--- start Records for the exercise ---
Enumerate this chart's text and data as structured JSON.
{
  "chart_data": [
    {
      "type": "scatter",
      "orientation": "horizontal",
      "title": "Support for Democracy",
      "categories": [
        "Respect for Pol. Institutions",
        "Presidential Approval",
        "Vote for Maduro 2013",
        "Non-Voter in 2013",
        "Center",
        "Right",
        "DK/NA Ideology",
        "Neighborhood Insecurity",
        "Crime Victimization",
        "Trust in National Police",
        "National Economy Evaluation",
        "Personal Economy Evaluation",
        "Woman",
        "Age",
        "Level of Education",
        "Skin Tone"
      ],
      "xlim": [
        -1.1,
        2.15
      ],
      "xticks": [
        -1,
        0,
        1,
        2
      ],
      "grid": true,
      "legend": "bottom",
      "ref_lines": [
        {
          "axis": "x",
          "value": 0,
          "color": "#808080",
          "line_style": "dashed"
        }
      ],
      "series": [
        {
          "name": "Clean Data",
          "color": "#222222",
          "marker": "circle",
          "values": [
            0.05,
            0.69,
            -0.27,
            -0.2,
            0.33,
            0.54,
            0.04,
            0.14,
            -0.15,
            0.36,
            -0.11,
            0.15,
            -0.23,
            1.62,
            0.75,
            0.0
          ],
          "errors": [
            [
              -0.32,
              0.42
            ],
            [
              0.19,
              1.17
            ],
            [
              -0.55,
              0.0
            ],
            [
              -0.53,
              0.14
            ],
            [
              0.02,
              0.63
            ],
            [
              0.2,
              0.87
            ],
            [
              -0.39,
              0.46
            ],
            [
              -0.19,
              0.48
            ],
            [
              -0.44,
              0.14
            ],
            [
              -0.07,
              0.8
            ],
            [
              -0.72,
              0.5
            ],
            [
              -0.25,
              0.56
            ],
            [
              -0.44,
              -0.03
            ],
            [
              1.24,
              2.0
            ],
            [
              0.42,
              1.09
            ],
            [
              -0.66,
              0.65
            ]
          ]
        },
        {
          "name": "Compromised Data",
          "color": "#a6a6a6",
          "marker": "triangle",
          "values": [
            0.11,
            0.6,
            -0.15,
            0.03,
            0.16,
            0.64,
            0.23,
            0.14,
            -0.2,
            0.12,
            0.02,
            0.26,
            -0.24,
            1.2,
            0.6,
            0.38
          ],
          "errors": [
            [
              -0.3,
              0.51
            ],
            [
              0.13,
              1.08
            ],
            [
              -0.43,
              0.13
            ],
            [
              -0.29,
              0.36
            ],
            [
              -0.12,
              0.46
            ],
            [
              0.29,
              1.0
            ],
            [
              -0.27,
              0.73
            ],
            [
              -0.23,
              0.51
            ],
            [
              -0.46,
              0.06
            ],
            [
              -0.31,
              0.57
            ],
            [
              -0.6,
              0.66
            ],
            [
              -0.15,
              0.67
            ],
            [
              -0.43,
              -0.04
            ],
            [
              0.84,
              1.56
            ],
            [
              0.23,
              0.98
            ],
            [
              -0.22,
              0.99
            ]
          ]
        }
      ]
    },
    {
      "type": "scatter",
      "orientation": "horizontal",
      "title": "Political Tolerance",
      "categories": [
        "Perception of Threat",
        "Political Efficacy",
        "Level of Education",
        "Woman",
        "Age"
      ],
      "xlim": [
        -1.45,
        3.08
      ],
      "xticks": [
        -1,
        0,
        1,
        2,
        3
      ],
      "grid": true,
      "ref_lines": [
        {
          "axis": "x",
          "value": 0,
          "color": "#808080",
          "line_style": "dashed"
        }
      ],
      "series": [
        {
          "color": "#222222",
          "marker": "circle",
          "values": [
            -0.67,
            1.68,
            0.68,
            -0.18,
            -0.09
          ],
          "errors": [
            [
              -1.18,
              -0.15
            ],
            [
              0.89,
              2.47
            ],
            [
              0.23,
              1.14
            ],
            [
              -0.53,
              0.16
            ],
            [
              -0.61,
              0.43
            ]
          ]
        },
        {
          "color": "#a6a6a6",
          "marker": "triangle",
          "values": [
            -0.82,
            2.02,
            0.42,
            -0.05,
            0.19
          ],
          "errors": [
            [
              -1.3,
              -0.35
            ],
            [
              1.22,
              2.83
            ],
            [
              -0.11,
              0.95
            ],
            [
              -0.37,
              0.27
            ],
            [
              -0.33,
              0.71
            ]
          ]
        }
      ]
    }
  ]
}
--- end Records for the exercise ---
> _Given instruction_: Set every line of the listing down word for word.

> _Response_:
Enumerate this chart's text and data as structured JSON.
{
  "chart_data": [
    {
      "type": "scatter",
      "orientation": "horizontal",
      "title": "Support for Democracy",
      "categories": [
        "Respect for Pol. Institutions",
        "Presidential Approval",
        "Vote for Maduro 2013",
        "Non-Voter in 2013",
        "Center",
        "Right",
        "DK/NA Ideology",
        "Neighborhood Insecurity",
        "Crime Victimization",
        "Trust in National Police",
        "National Economy Evaluation",
        "Personal Economy Evaluation",
        "Woman",
        "Age",
        "Level of Education",
        "Skin Tone"
      ],
      "xlim": [
        -1.1,
        2.15
      ],
      "xticks": [
        -1,
        0,
        1,
        2
      ],
      "grid": true,
      "legend": "bottom",
      "ref_lines": [
        {
          "axis": "x",
          "value": 0,
          "color": "#808080",
          "line_style": "dashed"
        }
      ],
      "series": [
        {
          "name": "Clean Data",
          "color": "#222222",
          "marker": "circle",
          "values": [
            0.05,
            0.69,
            -0.27,
            -0.2,
            0.33,
            0.54,
            0.04,
            0.14,
            -0.15,
            0.36,
            -0.11,
            0.15,
            -0.23,
            1.62,
            0.75,
            0.0
          ],
          "errors": [
            [
              -0.32,
              0.42
            ],
            [
              0.19,
              1.17
            ],
            [
              -0.55,
              0.0
            ],
            [
              -0.53,
              0.14
            ],
            [
              0.02,
              0.63
            ],
            [
              0.2,
              0.87
            ],
            [
              -0.39,
              0.46
            ],
            [
              -0.19,
              0.48
            ],
            [
              -0.44,
              0.14
            ],
            [
              -0.07,
              0.8
            ],
            [
              -0.72,
              0.5
            ],
            [
              -0.25,
              0.56
            ],
            [
              -0.44,
              -0.03
            ],
            [
              1.24,
              2.0
            ],
            [
              0.42,
              1.09
            ],
            [
              -0.66,
              0.65
            ]
          ]
        },
        {
          "name": "Compromised Data",
          "color": "#a6a6a6",
          "marker": "triangle",
          "values": [
            0.11,
            0.6,
            -0.15,
            0.03,
            0.16,
            0.64,
            0.23,
            0.14,
            -0.2,
            0.12,
            0.02,
            0.26,
            -0.24,
            1.2,
            0.6,
            0.38
          ],
          "errors": [
            [
              -0.3,
              0.51
            ],
            [
              0.13,
              1.08
            ],
            [
              -0.43,
              0.13
            ],
            [
              -0.29,
              0.36
            ],
            [
              -0.12,
              0.46
            ],
            [
              0.29,
              1.0
            ],
            [
              -0.27,
              0.73
            ],
            [
              -0.23,
              0.51
            ],
            [
              -0.46,
              0.06
            ],
            [
              -0.31,
              0.57
            ],
            [
              -0.6,
              0.66
            ],
            [
              -0.15,
              0.67
            ],
            [
              -0.43,
              -0.04
            ],
            [
              0.84,
              1.56
            ],
            [
              0.23,
              0.98
            ],
            [
              -0.22,
              0.99
            ]
          ]
        }
      ]
    },
    {
      "type": "scatter",
      "orientation": "horizontal",
      "title": "Political Tolerance",
      "categories": [
        "Perception of Threat",
        "Political Efficacy",
        "Level of Education",
        "Woman",
        "Age"
      ],
      "xlim": [
        -1.45,
        3.08
      ],
      "xticks": [
        -1,
        0,
        1,
        2,
        3
      ],
      "grid": true,
      "ref_lines": [
        {
          "axis": "x",
          "value": 0,
          "color": "#808080",
          "line_style": "dashed"
        }
      ],
      "series": [
        {
          "color": "#222222",
          "marker": "circle",
          "values": [
            -0.67,
            1.68,
            0.68,
            -0.18,
            -0.09
          ],
          "errors": [
            [
              -1.18,
              -0.15
            ],
            [
              0.89,
              2.47
            ],
            [
              0.23,
              1.14
            ],
            [
              -0.53,
              0.16
            ],
            [
              -0.61,
              0.43
            ]
          ]
        },
        {
          "color": "#a6a6a6",
          "marker": "triangle",
          "values": [
            -0.82,
            2.02,
            0.42,
            -0.05,
            0.19
          ],
          "errors": [
            [
              -1.3,
              -0.35
            ],
            [
              1.22,
              2.83
            ],
            [
              -0.11,
              0.95
            ],
            [
              -0.37,
              0.27
            ],
            [
              -0.33,
              0.71
            ]
          ]
        }
      ]
    }
  ]
}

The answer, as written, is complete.